### Entries shown ###
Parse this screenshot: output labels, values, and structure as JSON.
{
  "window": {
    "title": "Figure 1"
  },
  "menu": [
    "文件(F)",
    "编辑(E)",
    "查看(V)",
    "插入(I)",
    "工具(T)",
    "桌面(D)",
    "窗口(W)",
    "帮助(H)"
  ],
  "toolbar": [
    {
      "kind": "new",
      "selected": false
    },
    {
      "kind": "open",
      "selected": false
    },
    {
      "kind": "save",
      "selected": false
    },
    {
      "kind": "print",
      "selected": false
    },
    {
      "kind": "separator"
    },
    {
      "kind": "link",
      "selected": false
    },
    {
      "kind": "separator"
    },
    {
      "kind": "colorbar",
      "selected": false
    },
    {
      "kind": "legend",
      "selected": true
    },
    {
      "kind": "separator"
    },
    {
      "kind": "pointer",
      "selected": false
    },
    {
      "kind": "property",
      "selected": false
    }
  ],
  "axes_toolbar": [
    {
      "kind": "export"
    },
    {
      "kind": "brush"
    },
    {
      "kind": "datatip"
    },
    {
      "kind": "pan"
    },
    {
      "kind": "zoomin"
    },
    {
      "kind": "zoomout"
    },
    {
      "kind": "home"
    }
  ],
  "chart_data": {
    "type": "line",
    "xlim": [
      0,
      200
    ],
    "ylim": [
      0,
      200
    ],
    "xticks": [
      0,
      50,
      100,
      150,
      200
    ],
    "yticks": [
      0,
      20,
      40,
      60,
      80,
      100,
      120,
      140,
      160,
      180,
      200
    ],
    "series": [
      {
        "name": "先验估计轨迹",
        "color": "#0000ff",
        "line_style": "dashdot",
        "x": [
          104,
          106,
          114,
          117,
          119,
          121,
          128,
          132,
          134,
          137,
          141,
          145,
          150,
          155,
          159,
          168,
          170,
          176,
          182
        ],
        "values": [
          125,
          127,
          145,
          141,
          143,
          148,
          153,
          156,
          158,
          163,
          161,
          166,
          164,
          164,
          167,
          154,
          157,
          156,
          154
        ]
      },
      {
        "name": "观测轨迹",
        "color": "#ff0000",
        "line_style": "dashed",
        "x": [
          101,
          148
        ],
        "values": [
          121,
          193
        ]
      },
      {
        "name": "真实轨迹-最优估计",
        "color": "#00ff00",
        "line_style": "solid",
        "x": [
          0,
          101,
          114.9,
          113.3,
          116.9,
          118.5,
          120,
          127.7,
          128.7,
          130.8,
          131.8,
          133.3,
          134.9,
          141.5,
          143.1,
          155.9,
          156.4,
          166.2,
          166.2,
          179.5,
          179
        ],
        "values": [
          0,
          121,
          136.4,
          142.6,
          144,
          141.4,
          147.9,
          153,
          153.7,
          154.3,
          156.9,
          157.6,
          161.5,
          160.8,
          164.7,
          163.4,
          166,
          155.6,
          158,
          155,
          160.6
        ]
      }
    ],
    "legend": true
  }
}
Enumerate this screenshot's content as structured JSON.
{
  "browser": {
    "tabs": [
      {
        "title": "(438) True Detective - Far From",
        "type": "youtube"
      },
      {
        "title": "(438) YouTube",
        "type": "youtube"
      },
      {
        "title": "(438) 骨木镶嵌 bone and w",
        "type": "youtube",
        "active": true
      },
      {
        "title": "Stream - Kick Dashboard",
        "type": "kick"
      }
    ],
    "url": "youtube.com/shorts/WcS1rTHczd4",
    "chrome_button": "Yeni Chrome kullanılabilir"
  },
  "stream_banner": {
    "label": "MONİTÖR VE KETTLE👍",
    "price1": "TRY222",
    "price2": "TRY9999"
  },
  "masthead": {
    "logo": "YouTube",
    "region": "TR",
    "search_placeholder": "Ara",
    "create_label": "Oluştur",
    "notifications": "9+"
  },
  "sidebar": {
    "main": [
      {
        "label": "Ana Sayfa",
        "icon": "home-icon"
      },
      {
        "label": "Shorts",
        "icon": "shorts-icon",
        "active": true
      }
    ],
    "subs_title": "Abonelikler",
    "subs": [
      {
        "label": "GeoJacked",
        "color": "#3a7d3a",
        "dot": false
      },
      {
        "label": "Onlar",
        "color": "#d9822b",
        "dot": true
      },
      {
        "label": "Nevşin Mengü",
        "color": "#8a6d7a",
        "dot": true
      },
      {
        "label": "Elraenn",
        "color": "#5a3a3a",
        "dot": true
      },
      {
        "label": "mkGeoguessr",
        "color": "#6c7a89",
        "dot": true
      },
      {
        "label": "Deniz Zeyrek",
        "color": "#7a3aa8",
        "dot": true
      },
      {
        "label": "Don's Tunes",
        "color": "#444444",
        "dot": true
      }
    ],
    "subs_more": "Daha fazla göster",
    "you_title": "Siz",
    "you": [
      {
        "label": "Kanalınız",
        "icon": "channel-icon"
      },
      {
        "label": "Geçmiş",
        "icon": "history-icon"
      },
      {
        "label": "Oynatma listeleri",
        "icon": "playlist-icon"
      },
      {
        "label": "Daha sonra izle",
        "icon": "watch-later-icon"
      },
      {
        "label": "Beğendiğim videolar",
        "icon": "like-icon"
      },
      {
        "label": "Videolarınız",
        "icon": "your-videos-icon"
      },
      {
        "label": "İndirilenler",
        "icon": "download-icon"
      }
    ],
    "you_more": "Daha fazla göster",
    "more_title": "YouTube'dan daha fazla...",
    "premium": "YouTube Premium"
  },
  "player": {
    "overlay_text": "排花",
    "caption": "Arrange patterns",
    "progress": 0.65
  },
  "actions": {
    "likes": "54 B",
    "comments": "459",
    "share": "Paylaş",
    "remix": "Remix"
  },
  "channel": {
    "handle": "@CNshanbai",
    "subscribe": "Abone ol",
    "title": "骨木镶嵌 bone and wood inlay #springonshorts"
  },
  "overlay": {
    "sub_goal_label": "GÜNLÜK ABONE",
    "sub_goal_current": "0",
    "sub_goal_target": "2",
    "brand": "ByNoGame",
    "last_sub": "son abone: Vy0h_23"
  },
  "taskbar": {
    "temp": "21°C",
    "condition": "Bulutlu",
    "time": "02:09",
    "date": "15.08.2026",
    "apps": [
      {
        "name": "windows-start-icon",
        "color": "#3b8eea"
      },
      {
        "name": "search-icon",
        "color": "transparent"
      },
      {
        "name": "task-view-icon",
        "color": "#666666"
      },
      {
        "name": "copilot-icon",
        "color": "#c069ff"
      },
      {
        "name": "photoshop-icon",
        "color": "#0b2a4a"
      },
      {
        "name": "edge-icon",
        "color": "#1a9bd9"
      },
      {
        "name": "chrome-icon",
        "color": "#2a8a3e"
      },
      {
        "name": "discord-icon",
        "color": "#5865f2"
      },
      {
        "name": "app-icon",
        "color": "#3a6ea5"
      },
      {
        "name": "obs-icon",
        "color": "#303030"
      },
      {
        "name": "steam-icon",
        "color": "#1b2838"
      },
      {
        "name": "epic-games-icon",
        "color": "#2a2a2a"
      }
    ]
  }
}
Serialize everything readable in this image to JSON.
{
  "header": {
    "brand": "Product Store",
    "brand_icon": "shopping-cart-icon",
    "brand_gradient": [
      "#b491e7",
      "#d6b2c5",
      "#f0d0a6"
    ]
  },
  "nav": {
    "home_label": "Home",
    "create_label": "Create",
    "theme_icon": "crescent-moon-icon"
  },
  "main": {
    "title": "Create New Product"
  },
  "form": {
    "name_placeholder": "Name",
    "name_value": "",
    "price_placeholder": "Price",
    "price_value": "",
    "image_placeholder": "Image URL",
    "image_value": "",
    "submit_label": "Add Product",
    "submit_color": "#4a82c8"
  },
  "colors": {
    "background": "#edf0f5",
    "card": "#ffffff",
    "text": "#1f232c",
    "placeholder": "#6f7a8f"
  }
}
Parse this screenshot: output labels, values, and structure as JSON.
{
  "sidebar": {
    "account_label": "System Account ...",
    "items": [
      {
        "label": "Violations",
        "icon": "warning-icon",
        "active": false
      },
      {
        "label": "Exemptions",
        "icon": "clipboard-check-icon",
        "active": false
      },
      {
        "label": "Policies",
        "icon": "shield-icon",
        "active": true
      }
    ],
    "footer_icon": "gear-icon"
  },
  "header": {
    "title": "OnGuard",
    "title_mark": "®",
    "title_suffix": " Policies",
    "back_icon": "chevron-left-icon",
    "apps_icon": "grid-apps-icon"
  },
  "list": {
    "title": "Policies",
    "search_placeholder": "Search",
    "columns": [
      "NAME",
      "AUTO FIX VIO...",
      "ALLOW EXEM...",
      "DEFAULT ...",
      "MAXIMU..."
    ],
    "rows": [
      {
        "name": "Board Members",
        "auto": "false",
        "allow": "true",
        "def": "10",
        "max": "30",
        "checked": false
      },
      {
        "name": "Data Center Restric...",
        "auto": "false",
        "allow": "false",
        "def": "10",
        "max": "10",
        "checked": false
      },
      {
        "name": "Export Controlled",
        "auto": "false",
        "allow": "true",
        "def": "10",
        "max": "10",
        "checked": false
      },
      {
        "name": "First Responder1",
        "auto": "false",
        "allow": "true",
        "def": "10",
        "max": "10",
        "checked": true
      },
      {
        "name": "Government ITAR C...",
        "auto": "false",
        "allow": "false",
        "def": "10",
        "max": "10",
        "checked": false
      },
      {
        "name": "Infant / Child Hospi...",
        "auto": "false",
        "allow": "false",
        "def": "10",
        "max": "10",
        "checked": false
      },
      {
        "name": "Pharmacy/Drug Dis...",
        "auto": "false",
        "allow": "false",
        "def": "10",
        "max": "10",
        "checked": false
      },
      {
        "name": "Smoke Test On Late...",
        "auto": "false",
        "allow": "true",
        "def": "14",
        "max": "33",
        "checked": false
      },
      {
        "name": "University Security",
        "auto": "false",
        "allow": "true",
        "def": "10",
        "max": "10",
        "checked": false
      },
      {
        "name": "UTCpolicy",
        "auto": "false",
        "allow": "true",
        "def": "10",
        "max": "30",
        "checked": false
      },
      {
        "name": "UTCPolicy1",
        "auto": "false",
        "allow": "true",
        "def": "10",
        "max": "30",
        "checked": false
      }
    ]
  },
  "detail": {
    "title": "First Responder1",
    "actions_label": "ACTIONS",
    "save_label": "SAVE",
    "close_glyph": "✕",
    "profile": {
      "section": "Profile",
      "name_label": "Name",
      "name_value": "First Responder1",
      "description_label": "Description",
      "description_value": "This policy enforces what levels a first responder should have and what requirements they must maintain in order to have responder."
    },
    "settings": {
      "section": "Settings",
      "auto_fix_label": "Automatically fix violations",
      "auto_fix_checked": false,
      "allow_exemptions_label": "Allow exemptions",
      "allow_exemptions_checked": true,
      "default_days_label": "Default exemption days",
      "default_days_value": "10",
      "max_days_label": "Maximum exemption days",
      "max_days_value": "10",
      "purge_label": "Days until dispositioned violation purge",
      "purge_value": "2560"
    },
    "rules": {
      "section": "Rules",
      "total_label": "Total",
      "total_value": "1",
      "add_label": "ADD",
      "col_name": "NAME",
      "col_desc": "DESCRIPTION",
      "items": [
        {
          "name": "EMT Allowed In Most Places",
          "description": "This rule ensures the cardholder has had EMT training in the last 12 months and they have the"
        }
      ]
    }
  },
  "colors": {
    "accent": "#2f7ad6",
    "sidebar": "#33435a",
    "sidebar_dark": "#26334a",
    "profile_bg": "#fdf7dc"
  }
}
###
> **Goal**
Which lines include "骨木镶嵌"? Copy each of them out.

> **Answer to this problem**
        "title": "(438) 骨木镶嵌 bone and w",
    "title": "骨木镶嵌 bone and wood inlay #springonshorts"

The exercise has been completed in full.